> _Records shown_

⟨

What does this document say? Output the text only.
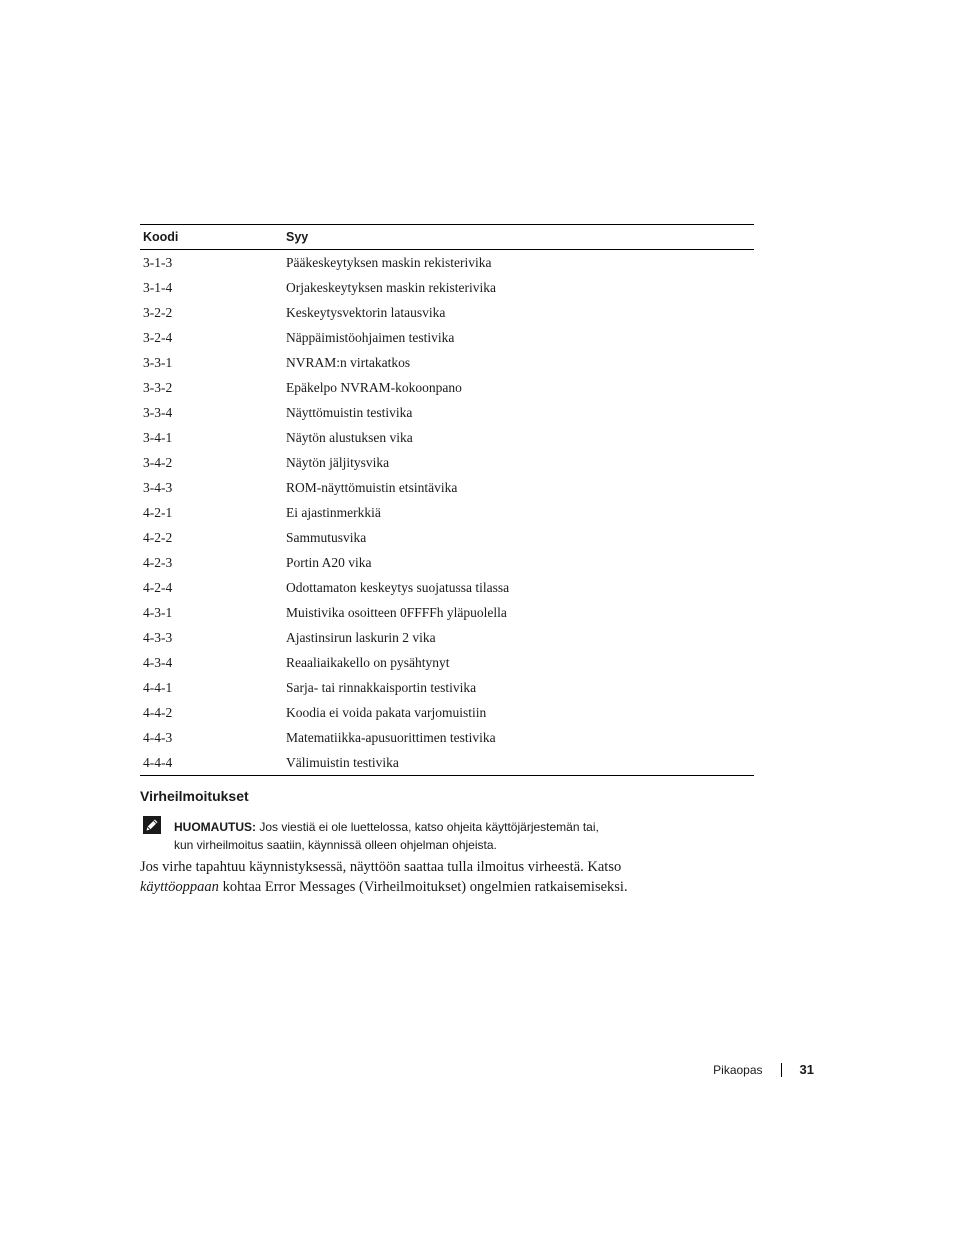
Koodi	Syy
3-1-3	Pääkeskeytyksen maskin rekisterivika
3-1-4	Orjakeskeytyksen maskin rekisterivika
3-2-2	Keskeytysvektorin latausvika
3-2-4	Näppäimistöohjaimen testivika
3-3-1	NVRAM:n virtakatkos
3-3-2	Epäkelpo NVRAM-kokoonpano
3-3-4	Näyttömuistin testivika
3-4-1	Näytön alustuksen vika
3-4-2	Näytön jäljitysvika
3-4-3	ROM-näyttömuistin etsintävika
4-2-1	Ei ajastinmerkkiä
4-2-2	Sammutusvika
4-2-3	Portin A20 vika
4-2-4	Odottamaton keskeytys suojatussa tilassa
4-3-1	Muistivika osoitteen 0FFFFh yläpuolella
4-3-3	Ajastinsirun laskurin 2 vika
4-3-4	Reaaliaikakello on pysähtynyt
4-4-1	Sarja- tai rinnakkaisportin testivika
4-4-2	Koodia ei voida pakata varjomuistiin
4-4-3	Matematiikka-apusuorittimen testivika
4-4-4	Välimuistin testivika
Virheilmoitukset
HUOMAUTUS: Jos viestiä ei ole luettelossa, katso ohjeita käyttöjärjestemän tai,
kun virheilmoitus saatiin, käynnissä olleen ohjelman ohjeista.

Jos virhe tapahtuu käynnistyksessä, näyttöön saattaa tulla ilmoitus virheestä. Katso
käyttöoppaan kohtaa Error Messages (Virheilmoitukset) ongelmien ratkaisemiseksi.

Pikaopas	31
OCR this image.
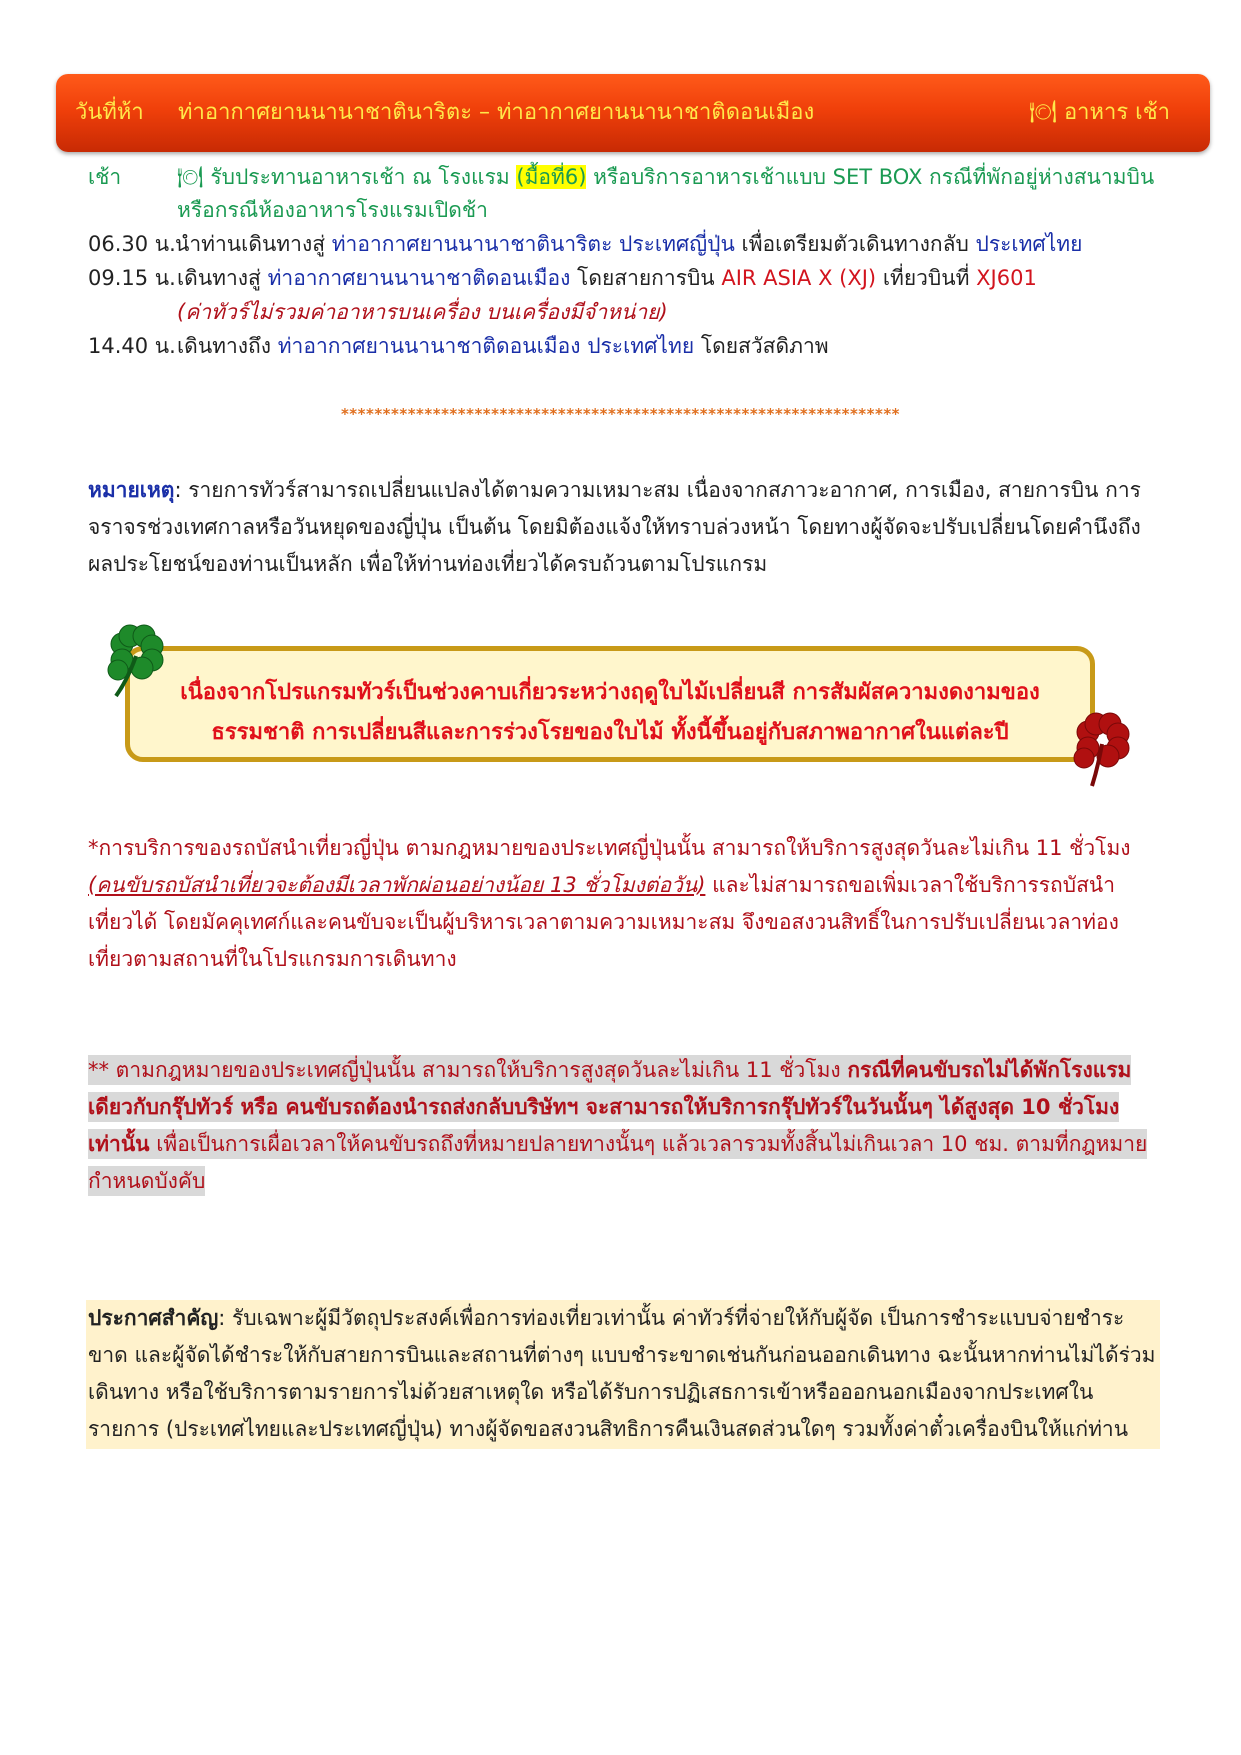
วันที่ห้า ท่าอากาศยานนานาชาตินาริตะ – ท่าอากาศยานนานาชาติดอนเมือง	🍽 อาหาร เช้า
เช้า	🍽 รับประทานอาหารเช้า ณ โรงแรม (มื้อที่6) หรือบริการอาหารเช้าแบบ SET BOX กรณีที่พักอยู่ห่างสนามบิน
หรือกรณีห้องอาหารโรงแรมเปิดช้า
06.30 น. นำท่านเดินทางสู่ ท่าอากาศยานนานาชาตินาริตะ ประเทศญี่ปุ่น เพื่อเตรียมตัวเดินทางกลับ ประเทศไทย
09.15 น. เดินทางสู่ ท่าอากาศยานนานาชาติดอนเมือง โดยสายการบิน AIR ASIA X (XJ) เที่ยวบินที่ XJ601
(ค่าทัวร์ไม่รวมค่าอาหารบนเครื่อง บนเครื่องมีจำหน่าย)
14.40 น. เดินทางถึง ท่าอากาศยานนานาชาติดอนเมือง ประเทศไทย โดยสวัสดิภาพ
*******************************************************************

หมายเหตุ: รายการทัวร์สามารถเปลี่ยนแปลงได้ตามความเหมาะสม เนื่องจากสภาวะอากาศ, การเมือง, สายการบิน การจราจรช่วงเทศกาลหรือวันหยุดของญี่ปุ่น เป็นต้น โดยมิต้องแจ้งให้ทราบล่วงหน้า โดยทางผู้จัดจะปรับเปลี่ยนโดยคำนึงถึงผลประโยชน์ของท่านเป็นหลัก เพื่อให้ท่านท่องเที่ยวได้ครบถ้วนตามโปรแกรม

เนื่องจากโปรแกรมทัวร์เป็นช่วงคาบเกี่ยวระหว่างฤดูใบไม้เปลี่ยนสี การสัมผัสความงดงามของ
ธรรมชาติ การเปลี่ยนสีและการร่วงโรยของใบไม้ ทั้งนี้ขึ้นอยู่กับสภาพอากาศในแต่ละปี

*การบริการของรถบัสนำเที่ยวญี่ปุ่น ตามกฎหมายของประเทศญี่ปุ่นนั้น สามารถให้บริการสูงสุดวันละไม่เกิน 11 ชั่วโมง (คนขับรถบัสนำเที่ยวจะต้องมีเวลาพักผ่อนอย่างน้อย 13 ชั่วโมงต่อวัน) และไม่สามารถขอเพิ่มเวลาใช้บริการรถบัสนำเที่ยวได้ โดยมัคคุเทศก์และคนขับจะเป็นผู้บริหารเวลาตามความเหมาะสม จึงขอสงวนสิทธิ์ในการปรับเปลี่ยนเวลาท่องเที่ยวตามสถานที่ในโปรแกรมการเดินทาง

** ตามกฎหมายของประเทศญี่ปุ่นนั้น สามารถให้บริการสูงสุดวันละไม่เกิน 11 ชั่วโมง กรณีที่คนขับรถไม่ได้พักโรงแรมเดียวกับกรุ๊ปทัวร์ หรือ คนขับรถต้องนำรถส่งกลับบริษัทฯ จะสามารถให้บริการกรุ๊ปทัวร์ในวันนั้นๆ ได้สูงสุด 10 ชั่วโมง เท่านั้น เพื่อเป็นการเผื่อเวลาให้คนขับรถถึงที่หมายปลายทางนั้นๆ แล้วเวลารวมทั้งสิ้นไม่เกินเวลา 10 ชม. ตามที่กฎหมายกำหนดบังคับ
ประกาศสำคัญ: รับเฉพาะผู้มีวัตถุประสงค์เพื่อการท่องเที่ยวเท่านั้น ค่าทัวร์ที่จ่ายให้กับผู้จัด เป็นการชำระแบบจ่ายชำระขาด และผู้จัดได้ชำระให้กับสายการบินและสถานที่ต่างๆ แบบชำระขาดเช่นกันก่อนออกเดินทาง ฉะนั้นหากท่านไม่ได้ร่วมเดินทาง หรือใช้บริการตามรายการไม่ด้วยสาเหตุใด หรือได้รับการปฏิเสธการเข้าหรือออกนอกเมืองจากประเทศในรายการ (ประเทศไทยและประเทศญี่ปุ่น) ทางผู้จัดขอสงวนสิทธิการคืนเงินสดส่วนใดๆ รวมทั้งค่าตั๋วเครื่องบินให้แก่ท่าน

⟩

> _To be done_
Do not include images; quote all of the entries above exactly.

> _Answer to the problem_
What does this document say? Output the text only.
Koodi	Syy
3-1-3	Pääkeskeytyksen maskin rekisterivika
3-1-4	Orjakeskeytyksen maskin rekisterivika
3-2-2	Keskeytysvektorin latausvika
3-2-4	Näppäimistöohjaimen testivika
3-3-1	NVRAM:n virtakatkos
3-3-2	Epäkelpo NVRAM-kokoonpano
3-3-4	Näyttömuistin testivika
3-4-1	Näytön alustuksen vika
3-4-2	Näytön jäljitysvika
3-4-3	ROM-näyttömuistin etsintävika
4-2-1	Ei ajastinmerkkiä
4-2-2	Sammutusvika
4-2-3	Portin A20 vika
4-2-4	Odottamaton keskeytys suojatussa tilassa
4-3-1	Muistivika osoitteen 0FFFFh yläpuolella
4-3-3	Ajastinsirun laskurin 2 vika
4-3-4	Reaaliaikakello on pysähtynyt
4-4-1	Sarja- tai rinnakkaisportin testivika
4-4-2	Koodia ei voida pakata varjomuistiin
4-4-3	Matematiikka-apusuorittimen testivika
4-4-4	Välimuistin testivika
Virheilmoitukset
HUOMAUTUS: Jos viestiä ei ole luettelossa, katso ohjeita käyttöjärjestemän tai,
kun virheilmoitus saatiin, käynnissä olleen ohjelman ohjeista.

Jos virhe tapahtuu käynnistyksessä, näyttöön saattaa tulla ilmoitus virheestä. Katso
käyttöoppaan kohtaa Error Messages (Virheilmoitukset) ongelmien ratkaisemiseksi.

Pikaopas	31
OCR this image.
วันที่ห้า ท่าอากาศยานนานาชาตินาริตะ – ท่าอากาศยานนานาชาติดอนเมือง	🍽 อาหาร เช้า
เช้า	🍽 รับประทานอาหารเช้า ณ โรงแรม (มื้อที่6) หรือบริการอาหารเช้าแบบ SET BOX กรณีที่พักอยู่ห่างสนามบิน
หรือกรณีห้องอาหารโรงแรมเปิดช้า
06.30 น. นำท่านเดินทางสู่ ท่าอากาศยานนานาชาตินาริตะ ประเทศญี่ปุ่น เพื่อเตรียมตัวเดินทางกลับ ประเทศไทย
09.15 น. เดินทางสู่ ท่าอากาศยานนานาชาติดอนเมือง โดยสายการบิน AIR ASIA X (XJ) เที่ยวบินที่ XJ601
(ค่าทัวร์ไม่รวมค่าอาหารบนเครื่อง บนเครื่องมีจำหน่าย)
14.40 น. เดินทางถึง ท่าอากาศยานนานาชาติดอนเมือง ประเทศไทย โดยสวัสดิภาพ
*******************************************************************

หมายเหตุ: รายการทัวร์สามารถเปลี่ยนแปลงได้ตามความเหมาะสม เนื่องจากสภาวะอากาศ, การเมือง, สายการบิน การจราจรช่วงเทศกาลหรือวันหยุดของญี่ปุ่น เป็นต้น โดยมิต้องแจ้งให้ทราบล่วงหน้า โดยทางผู้จัดจะปรับเปลี่ยนโดยคำนึงถึงผลประโยชน์ของท่านเป็นหลัก เพื่อให้ท่านท่องเที่ยวได้ครบถ้วนตามโปรแกรม

เนื่องจากโปรแกรมทัวร์เป็นช่วงคาบเกี่ยวระหว่างฤดูใบไม้เปลี่ยนสี การสัมผัสความงดงามของ
ธรรมชาติ การเปลี่ยนสีและการร่วงโรยของใบไม้ ทั้งนี้ขึ้นอยู่กับสภาพอากาศในแต่ละปี

*การบริการของรถบัสนำเที่ยวญี่ปุ่น ตามกฎหมายของประเทศญี่ปุ่นนั้น สามารถให้บริการสูงสุดวันละไม่เกิน 11 ชั่วโมง (คนขับรถบัสนำเที่ยวจะต้องมีเวลาพักผ่อนอย่างน้อย 13 ชั่วโมงต่อวัน) และไม่สามารถขอเพิ่มเวลาใช้บริการรถบัสนำเที่ยวได้ โดยมัคคุเทศก์และคนขับจะเป็นผู้บริหารเวลาตามความเหมาะสม จึงขอสงวนสิทธิ์ในการปรับเปลี่ยนเวลาท่องเที่ยวตามสถานที่ในโปรแกรมการเดินทาง

** ตามกฎหมายของประเทศญี่ปุ่นนั้น สามารถให้บริการสูงสุดวันละไม่เกิน 11 ชั่วโมง กรณีที่คนขับรถไม่ได้พักโรงแรมเดียวกับกรุ๊ปทัวร์ หรือ คนขับรถต้องนำรถส่งกลับบริษัทฯ จะสามารถให้บริการกรุ๊ปทัวร์ในวันนั้นๆ ได้สูงสุด 10 ชั่วโมง เท่านั้น เพื่อเป็นการเผื่อเวลาให้คนขับรถถึงที่หมายปลายทางนั้นๆ แล้วเวลารวมทั้งสิ้นไม่เกินเวลา 10 ชม. ตามที่กฎหมายกำหนดบังคับ
ประกาศสำคัญ: รับเฉพาะผู้มีวัตถุประสงค์เพื่อการท่องเที่ยวเท่านั้น ค่าทัวร์ที่จ่ายให้กับผู้จัด เป็นการชำระแบบจ่ายชำระขาด และผู้จัดได้ชำระให้กับสายการบินและสถานที่ต่างๆ แบบชำระขาดเช่นกันก่อนออกเดินทาง ฉะนั้นหากท่านไม่ได้ร่วมเดินทาง หรือใช้บริการตามรายการไม่ด้วยสาเหตุใด หรือได้รับการปฏิเสธการเข้าหรือออกนอกเมืองจากประเทศในรายการ (ประเทศไทยและประเทศญี่ปุ่น) ทางผู้จัดขอสงวนสิทธิการคืนเงินสดส่วนใดๆ รวมทั้งค่าตั๋วเครื่องบินให้แก่ท่าน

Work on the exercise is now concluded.